- **Work to complete**
Will you give the material below again, every line exactly as it is?

[Extracted records]
========

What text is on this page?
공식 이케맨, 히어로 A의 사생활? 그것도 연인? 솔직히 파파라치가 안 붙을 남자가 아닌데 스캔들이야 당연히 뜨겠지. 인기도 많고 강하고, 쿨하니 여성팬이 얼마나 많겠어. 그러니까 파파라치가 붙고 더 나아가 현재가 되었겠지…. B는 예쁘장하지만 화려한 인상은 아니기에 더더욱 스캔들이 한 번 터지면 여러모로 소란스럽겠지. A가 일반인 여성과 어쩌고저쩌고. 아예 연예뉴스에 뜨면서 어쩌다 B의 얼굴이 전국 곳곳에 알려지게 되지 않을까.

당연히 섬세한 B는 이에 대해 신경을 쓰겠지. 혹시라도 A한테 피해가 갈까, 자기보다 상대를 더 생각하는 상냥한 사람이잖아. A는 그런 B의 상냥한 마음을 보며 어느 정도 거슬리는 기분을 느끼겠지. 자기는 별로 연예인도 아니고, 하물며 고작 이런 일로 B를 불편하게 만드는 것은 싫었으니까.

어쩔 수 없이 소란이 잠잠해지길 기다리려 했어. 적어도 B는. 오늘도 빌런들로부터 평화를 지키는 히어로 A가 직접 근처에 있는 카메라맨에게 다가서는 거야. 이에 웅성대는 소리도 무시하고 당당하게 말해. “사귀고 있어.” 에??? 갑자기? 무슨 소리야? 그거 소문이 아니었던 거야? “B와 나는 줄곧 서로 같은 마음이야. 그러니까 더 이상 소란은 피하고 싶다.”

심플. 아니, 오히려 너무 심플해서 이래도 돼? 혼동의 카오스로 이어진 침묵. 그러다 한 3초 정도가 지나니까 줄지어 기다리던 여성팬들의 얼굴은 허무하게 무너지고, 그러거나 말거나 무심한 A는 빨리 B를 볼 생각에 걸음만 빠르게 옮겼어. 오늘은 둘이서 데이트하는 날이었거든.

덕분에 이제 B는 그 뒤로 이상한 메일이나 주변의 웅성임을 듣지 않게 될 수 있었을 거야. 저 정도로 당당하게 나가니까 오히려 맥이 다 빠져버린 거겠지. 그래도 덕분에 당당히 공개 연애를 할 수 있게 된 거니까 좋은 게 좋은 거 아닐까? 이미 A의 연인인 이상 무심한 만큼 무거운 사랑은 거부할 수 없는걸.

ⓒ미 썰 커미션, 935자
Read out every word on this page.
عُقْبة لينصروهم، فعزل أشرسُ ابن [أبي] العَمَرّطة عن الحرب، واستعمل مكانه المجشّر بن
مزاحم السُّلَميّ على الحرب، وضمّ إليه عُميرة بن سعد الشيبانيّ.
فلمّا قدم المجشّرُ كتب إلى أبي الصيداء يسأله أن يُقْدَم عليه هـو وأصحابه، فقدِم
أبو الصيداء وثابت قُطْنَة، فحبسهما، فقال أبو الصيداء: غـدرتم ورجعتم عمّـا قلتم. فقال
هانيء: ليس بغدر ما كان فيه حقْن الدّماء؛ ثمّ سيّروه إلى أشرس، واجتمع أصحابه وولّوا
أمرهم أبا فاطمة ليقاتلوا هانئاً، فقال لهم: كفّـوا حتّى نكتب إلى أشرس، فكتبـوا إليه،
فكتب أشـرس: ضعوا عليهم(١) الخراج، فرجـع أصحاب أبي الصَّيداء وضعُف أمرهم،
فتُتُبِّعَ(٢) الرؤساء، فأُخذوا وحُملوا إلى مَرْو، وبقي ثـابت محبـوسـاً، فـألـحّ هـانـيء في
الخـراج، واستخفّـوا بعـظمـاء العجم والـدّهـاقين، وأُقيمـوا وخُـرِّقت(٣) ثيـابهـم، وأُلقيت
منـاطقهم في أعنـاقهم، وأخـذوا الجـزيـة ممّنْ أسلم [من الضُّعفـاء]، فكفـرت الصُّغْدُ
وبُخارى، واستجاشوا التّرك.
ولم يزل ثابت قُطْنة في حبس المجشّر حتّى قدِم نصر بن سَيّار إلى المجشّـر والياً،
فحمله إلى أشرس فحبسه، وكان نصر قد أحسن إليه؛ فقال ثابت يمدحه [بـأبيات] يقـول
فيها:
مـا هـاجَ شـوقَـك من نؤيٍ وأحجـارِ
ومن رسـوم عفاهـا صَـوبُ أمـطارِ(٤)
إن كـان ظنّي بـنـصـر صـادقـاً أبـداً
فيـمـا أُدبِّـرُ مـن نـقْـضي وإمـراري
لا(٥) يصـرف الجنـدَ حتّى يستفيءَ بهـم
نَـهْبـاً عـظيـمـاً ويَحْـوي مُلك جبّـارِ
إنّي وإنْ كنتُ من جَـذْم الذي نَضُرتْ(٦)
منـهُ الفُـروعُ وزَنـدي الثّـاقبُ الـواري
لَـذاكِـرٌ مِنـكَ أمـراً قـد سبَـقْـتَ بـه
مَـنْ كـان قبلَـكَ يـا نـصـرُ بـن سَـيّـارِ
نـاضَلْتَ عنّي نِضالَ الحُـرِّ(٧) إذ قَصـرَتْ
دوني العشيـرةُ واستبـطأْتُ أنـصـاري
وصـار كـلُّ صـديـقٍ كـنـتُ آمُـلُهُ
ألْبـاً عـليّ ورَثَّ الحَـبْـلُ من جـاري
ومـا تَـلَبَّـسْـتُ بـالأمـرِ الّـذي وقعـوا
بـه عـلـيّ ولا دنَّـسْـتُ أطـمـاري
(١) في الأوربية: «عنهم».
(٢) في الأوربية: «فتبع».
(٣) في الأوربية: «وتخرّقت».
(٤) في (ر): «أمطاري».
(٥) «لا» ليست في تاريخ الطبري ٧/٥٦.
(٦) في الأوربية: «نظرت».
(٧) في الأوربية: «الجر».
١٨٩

========

- **Solution to this problem**
What text is on this page?
공식 이케맨, 히어로 A의 사생활? 그것도 연인? 솔직히 파파라치가 안 붙을 남자가 아닌데 스캔들이야 당연히 뜨겠지. 인기도 많고 강하고, 쿨하니 여성팬이 얼마나 많겠어. 그러니까 파파라치가 붙고 더 나아가 현재가 되었겠지…. B는 예쁘장하지만 화려한 인상은 아니기에 더더욱 스캔들이 한 번 터지면 여러모로 소란스럽겠지. A가 일반인 여성과 어쩌고저쩌고. 아예 연예뉴스에 뜨면서 어쩌다 B의 얼굴이 전국 곳곳에 알려지게 되지 않을까.

당연히 섬세한 B는 이에 대해 신경을 쓰겠지. 혹시라도 A한테 피해가 갈까, 자기보다 상대를 더 생각하는 상냥한 사람이잖아. A는 그런 B의 상냥한 마음을 보며 어느 정도 거슬리는 기분을 느끼겠지. 자기는 별로 연예인도 아니고, 하물며 고작 이런 일로 B를 불편하게 만드는 것은 싫었으니까.

어쩔 수 없이 소란이 잠잠해지길 기다리려 했어. 적어도 B는. 오늘도 빌런들로부터 평화를 지키는 히어로 A가 직접 근처에 있는 카메라맨에게 다가서는 거야. 이에 웅성대는 소리도 무시하고 당당하게 말해. “사귀고 있어.” 에??? 갑자기? 무슨 소리야? 그거 소문이 아니었던 거야? “B와 나는 줄곧 서로 같은 마음이야. 그러니까 더 이상 소란은 피하고 싶다.”

심플. 아니, 오히려 너무 심플해서 이래도 돼? 혼동의 카오스로 이어진 침묵. 그러다 한 3초 정도가 지나니까 줄지어 기다리던 여성팬들의 얼굴은 허무하게 무너지고, 그러거나 말거나 무심한 A는 빨리 B를 볼 생각에 걸음만 빠르게 옮겼어. 오늘은 둘이서 데이트하는 날이었거든.

덕분에 이제 B는 그 뒤로 이상한 메일이나 주변의 웅성임을 듣지 않게 될 수 있었을 거야. 저 정도로 당당하게 나가니까 오히려 맥이 다 빠져버린 거겠지. 그래도 덕분에 당당히 공개 연애를 할 수 있게 된 거니까 좋은 게 좋은 거 아닐까? 이미 A의 연인인 이상 무심한 만큼 무거운 사랑은 거부할 수 없는걸.

ⓒ미 썰 커미션, 935자
Read out every word on this page.
عُقْبة لينصروهم، فعزل أشرسُ ابن [أبي] العَمَرّطة عن الحرب، واستعمل مكانه المجشّر بن
مزاحم السُّلَميّ على الحرب، وضمّ إليه عُميرة بن سعد الشيبانيّ.
فلمّا قدم المجشّرُ كتب إلى أبي الصيداء يسأله أن يُقْدَم عليه هـو وأصحابه، فقدِم
أبو الصيداء وثابت قُطْنَة، فحبسهما، فقال أبو الصيداء: غـدرتم ورجعتم عمّـا قلتم. فقال
هانيء: ليس بغدر ما كان فيه حقْن الدّماء؛ ثمّ سيّروه إلى أشرس، واجتمع أصحابه وولّوا
أمرهم أبا فاطمة ليقاتلوا هانئاً، فقال لهم: كفّـوا حتّى نكتب إلى أشرس، فكتبـوا إليه،
فكتب أشـرس: ضعوا عليهم(١) الخراج، فرجـع أصحاب أبي الصَّيداء وضعُف أمرهم،
فتُتُبِّعَ(٢) الرؤساء، فأُخذوا وحُملوا إلى مَرْو، وبقي ثـابت محبـوسـاً، فـألـحّ هـانـيء في
الخـراج، واستخفّـوا بعـظمـاء العجم والـدّهـاقين، وأُقيمـوا وخُـرِّقت(٣) ثيـابهـم، وأُلقيت
منـاطقهم في أعنـاقهم، وأخـذوا الجـزيـة ممّنْ أسلم [من الضُّعفـاء]، فكفـرت الصُّغْدُ
وبُخارى، واستجاشوا التّرك.
ولم يزل ثابت قُطْنة في حبس المجشّر حتّى قدِم نصر بن سَيّار إلى المجشّـر والياً،
فحمله إلى أشرس فحبسه، وكان نصر قد أحسن إليه؛ فقال ثابت يمدحه [بـأبيات] يقـول
فيها:
مـا هـاجَ شـوقَـك من نؤيٍ وأحجـارِ
ومن رسـوم عفاهـا صَـوبُ أمـطارِ(٤)
إن كـان ظنّي بـنـصـر صـادقـاً أبـداً
فيـمـا أُدبِّـرُ مـن نـقْـضي وإمـراري
لا(٥) يصـرف الجنـدَ حتّى يستفيءَ بهـم
نَـهْبـاً عـظيـمـاً ويَحْـوي مُلك جبّـارِ
إنّي وإنْ كنتُ من جَـذْم الذي نَضُرتْ(٦)
منـهُ الفُـروعُ وزَنـدي الثّـاقبُ الـواري
لَـذاكِـرٌ مِنـكَ أمـراً قـد سبَـقْـتَ بـه
مَـنْ كـان قبلَـكَ يـا نـصـرُ بـن سَـيّـارِ
نـاضَلْتَ عنّي نِضالَ الحُـرِّ(٧) إذ قَصـرَتْ
دوني العشيـرةُ واستبـطأْتُ أنـصـاري
وصـار كـلُّ صـديـقٍ كـنـتُ آمُـلُهُ
ألْبـاً عـليّ ورَثَّ الحَـبْـلُ من جـاري
ومـا تَـلَبَّـسْـتُ بـالأمـرِ الّـذي وقعـوا
بـه عـلـيّ ولا دنَّـسْـتُ أطـمـاري
(١) في الأوربية: «عنهم».
(٢) في الأوربية: «فتبع».
(٣) في الأوربية: «وتخرّقت».
(٤) في (ر): «أمطاري».
(٥) «لا» ليست في تاريخ الطبري ٧/٥٦.
(٦) في الأوربية: «نظرت».
(٧) في الأوربية: «الجر».
١٨٩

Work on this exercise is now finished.